Without including any pictures, write out all the entries exactly.

Stored records.
********************
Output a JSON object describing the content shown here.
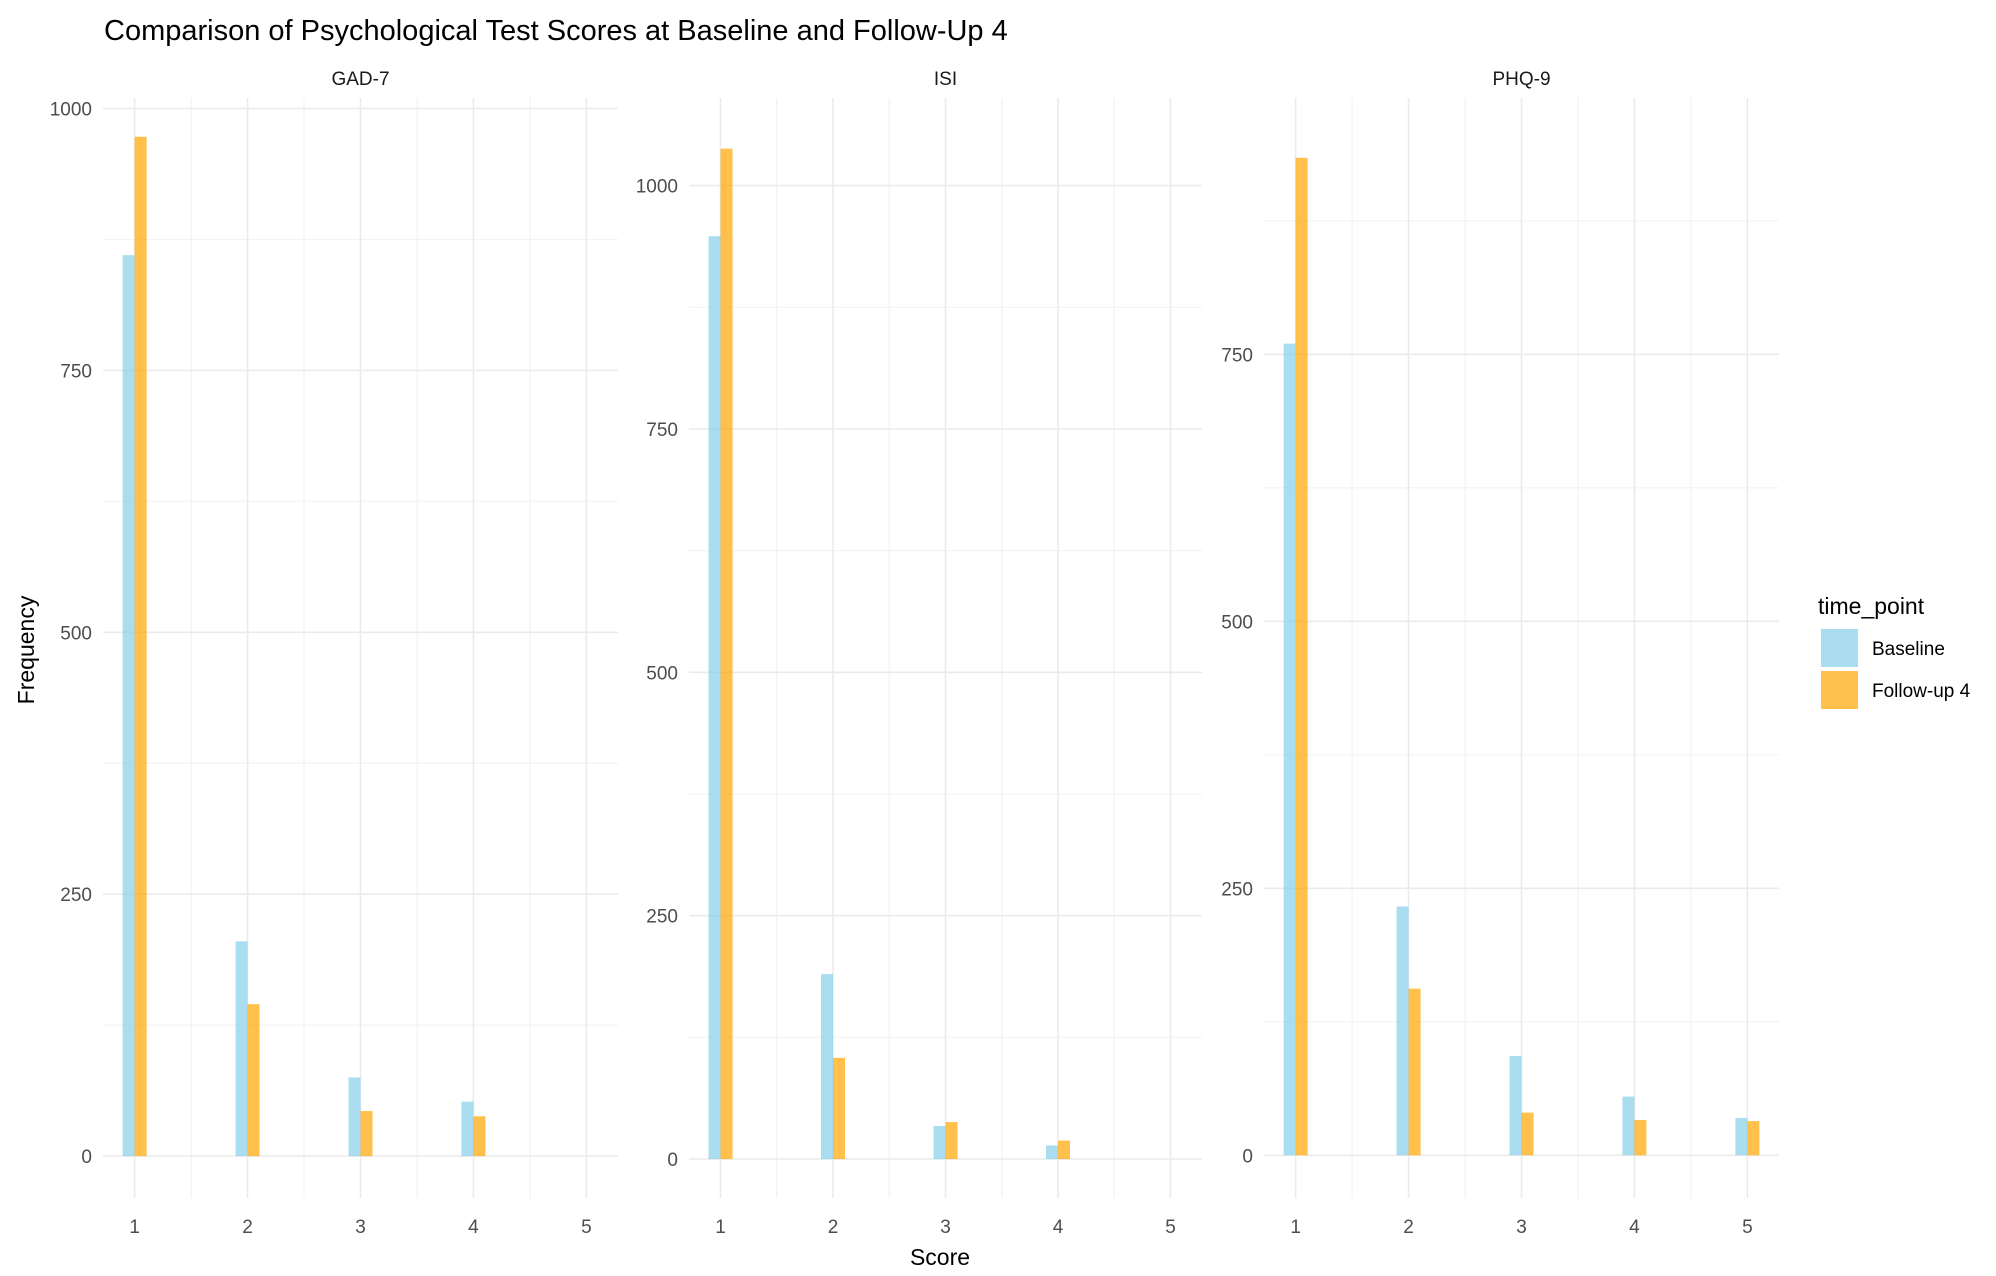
{
  "chart_data": {
    "type": "bar",
    "title": "Comparison of Psychological Test Scores at Baseline and Follow-Up 4",
    "xlabel": "Score",
    "ylabel": "Frequency",
    "legend": {
      "title": "time_point",
      "position": "right",
      "entries": [
        {
          "name": "Baseline",
          "color": "#87CEEB"
        },
        {
          "name": "Follow-up 4",
          "color": "#FFA500"
        }
      ]
    },
    "grid": true,
    "categories": [
      "1",
      "2",
      "3",
      "4",
      "5"
    ],
    "panels": [
      {
        "name": "GAD-7",
        "ylim": [
          -40,
          1010
        ],
        "yticks": [
          0,
          250,
          500,
          750,
          1000
        ],
        "yticks_labels": [
          "0",
          "250",
          "500",
          "750",
          "1000"
        ],
        "series": [
          {
            "name": "Baseline",
            "values": [
              860,
              205,
              75,
              52,
              0
            ]
          },
          {
            "name": "Follow-up 4",
            "values": [
              973,
              145,
              43,
              38,
              0
            ]
          }
        ]
      },
      {
        "name": "ISI",
        "ylim": [
          -40,
          1090
        ],
        "yticks": [
          0,
          250,
          500,
          750,
          1000
        ],
        "yticks_labels": [
          "0",
          "250",
          "500",
          "750",
          "1000"
        ],
        "series": [
          {
            "name": "Baseline",
            "values": [
              948,
              190,
              34,
              14,
              0
            ]
          },
          {
            "name": "Follow-up 4",
            "values": [
              1038,
              104,
              38,
              19,
              0
            ]
          }
        ]
      },
      {
        "name": "PHQ-9",
        "ylim": [
          -40,
          990
        ],
        "yticks": [
          0,
          250,
          500,
          750
        ],
        "yticks_labels": [
          "0",
          "250",
          "500",
          "750"
        ],
        "series": [
          {
            "name": "Baseline",
            "values": [
              760,
              233,
              93,
              55,
              35
            ]
          },
          {
            "name": "Follow-up 4",
            "values": [
              934,
              156,
              40,
              33,
              32
            ]
          }
        ]
      }
    ]
  }
}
********************
Answer in full.
Output a JSON object describing the content shown here.
{
  "chart_data": {
    "type": "bar",
    "title": "Comparison of Psychological Test Scores at Baseline and Follow-Up 4",
    "xlabel": "Score",
    "ylabel": "Frequency",
    "legend": {
      "title": "time_point",
      "position": "right",
      "entries": [
        {
          "name": "Baseline",
          "color": "#87CEEB"
        },
        {
          "name": "Follow-up 4",
          "color": "#FFA500"
        }
      ]
    },
    "grid": true,
    "categories": [
      "1",
      "2",
      "3",
      "4",
      "5"
    ],
    "panels": [
      {
        "name": "GAD-7",
        "ylim": [
          -40,
          1010
        ],
        "yticks": [
          0,
          250,
          500,
          750,
          1000
        ],
        "yticks_labels": [
          "0",
          "250",
          "500",
          "750",
          "1000"
        ],
        "series": [
          {
            "name": "Baseline",
            "values": [
              860,
              205,
              75,
              52,
              0
            ]
          },
          {
            "name": "Follow-up 4",
            "values": [
              973,
              145,
              43,
              38,
              0
            ]
          }
        ]
      },
      {
        "name": "ISI",
        "ylim": [
          -40,
          1090
        ],
        "yticks": [
          0,
          250,
          500,
          750,
          1000
        ],
        "yticks_labels": [
          "0",
          "250",
          "500",
          "750",
          "1000"
        ],
        "series": [
          {
            "name": "Baseline",
            "values": [
              948,
              190,
              34,
              14,
              0
            ]
          },
          {
            "name": "Follow-up 4",
            "values": [
              1038,
              104,
              38,
              19,
              0
            ]
          }
        ]
      },
      {
        "name": "PHQ-9",
        "ylim": [
          -40,
          990
        ],
        "yticks": [
          0,
          250,
          500,
          750
        ],
        "yticks_labels": [
          "0",
          "250",
          "500",
          "750"
        ],
        "series": [
          {
            "name": "Baseline",
            "values": [
              760,
              233,
              93,
              55,
              35
            ]
          },
          {
            "name": "Follow-up 4",
            "values": [
              934,
              156,
              40,
              33,
              32
            ]
          }
        ]
      }
    ]
  }
}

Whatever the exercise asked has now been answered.